* Exercise description *
Below are entries. Pull out all lines containing "this".

* Records to use *
►
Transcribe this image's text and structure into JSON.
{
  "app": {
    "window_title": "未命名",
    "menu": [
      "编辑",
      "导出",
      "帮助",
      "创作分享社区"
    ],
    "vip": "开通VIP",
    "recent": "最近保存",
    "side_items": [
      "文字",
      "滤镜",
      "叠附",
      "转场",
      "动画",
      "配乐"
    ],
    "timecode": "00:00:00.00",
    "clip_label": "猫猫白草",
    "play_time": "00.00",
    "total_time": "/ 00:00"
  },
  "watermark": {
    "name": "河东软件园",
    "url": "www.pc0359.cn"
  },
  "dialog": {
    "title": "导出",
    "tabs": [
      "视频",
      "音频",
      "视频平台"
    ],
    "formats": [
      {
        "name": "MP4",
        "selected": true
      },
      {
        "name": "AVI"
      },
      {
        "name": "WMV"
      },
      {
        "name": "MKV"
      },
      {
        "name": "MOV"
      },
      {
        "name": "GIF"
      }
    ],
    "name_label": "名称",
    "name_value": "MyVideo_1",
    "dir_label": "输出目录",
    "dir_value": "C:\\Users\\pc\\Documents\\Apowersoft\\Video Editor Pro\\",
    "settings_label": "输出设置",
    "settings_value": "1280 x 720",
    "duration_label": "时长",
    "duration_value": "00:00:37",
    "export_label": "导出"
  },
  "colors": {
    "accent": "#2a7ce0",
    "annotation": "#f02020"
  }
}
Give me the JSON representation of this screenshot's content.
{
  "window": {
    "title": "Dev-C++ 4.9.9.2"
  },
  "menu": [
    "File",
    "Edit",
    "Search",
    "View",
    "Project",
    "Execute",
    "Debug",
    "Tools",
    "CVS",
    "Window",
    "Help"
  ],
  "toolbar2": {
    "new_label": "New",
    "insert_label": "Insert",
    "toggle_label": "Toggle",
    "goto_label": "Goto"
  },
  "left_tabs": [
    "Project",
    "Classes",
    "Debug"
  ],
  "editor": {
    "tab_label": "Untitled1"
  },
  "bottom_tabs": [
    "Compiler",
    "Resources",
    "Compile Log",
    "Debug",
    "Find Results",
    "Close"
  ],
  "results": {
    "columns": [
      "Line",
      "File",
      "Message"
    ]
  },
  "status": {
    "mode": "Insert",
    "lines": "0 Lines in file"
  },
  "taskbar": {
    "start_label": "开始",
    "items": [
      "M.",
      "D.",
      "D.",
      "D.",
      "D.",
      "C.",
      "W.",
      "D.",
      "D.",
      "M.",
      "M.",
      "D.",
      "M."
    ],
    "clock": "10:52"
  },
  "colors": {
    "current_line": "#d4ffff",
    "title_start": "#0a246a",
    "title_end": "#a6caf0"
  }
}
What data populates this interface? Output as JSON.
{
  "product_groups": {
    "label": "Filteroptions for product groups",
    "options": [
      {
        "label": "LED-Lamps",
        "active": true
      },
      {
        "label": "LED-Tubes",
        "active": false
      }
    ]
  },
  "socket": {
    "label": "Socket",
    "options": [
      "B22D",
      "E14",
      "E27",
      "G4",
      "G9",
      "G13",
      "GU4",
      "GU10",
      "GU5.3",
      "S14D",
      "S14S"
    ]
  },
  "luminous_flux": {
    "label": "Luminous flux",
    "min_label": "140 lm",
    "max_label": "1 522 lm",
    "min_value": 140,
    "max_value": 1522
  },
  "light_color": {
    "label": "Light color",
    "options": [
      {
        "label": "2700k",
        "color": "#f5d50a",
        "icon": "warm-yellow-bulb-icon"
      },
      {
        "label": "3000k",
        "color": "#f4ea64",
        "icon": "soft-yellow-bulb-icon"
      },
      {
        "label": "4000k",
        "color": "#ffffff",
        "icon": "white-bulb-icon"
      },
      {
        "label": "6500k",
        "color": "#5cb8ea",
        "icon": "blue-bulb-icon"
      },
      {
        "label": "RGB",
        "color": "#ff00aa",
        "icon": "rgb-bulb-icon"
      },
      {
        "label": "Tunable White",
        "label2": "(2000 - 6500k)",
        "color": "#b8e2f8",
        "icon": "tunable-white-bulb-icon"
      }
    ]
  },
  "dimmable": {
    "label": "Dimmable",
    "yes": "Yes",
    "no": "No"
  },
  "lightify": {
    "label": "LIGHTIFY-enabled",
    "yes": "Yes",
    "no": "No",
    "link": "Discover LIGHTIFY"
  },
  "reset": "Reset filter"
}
◄
* Full answer *
Transcribe this image's text and structure into JSON.
Give me the JSON representation of this screenshot's content.
What data populates this interface? Output as JSON.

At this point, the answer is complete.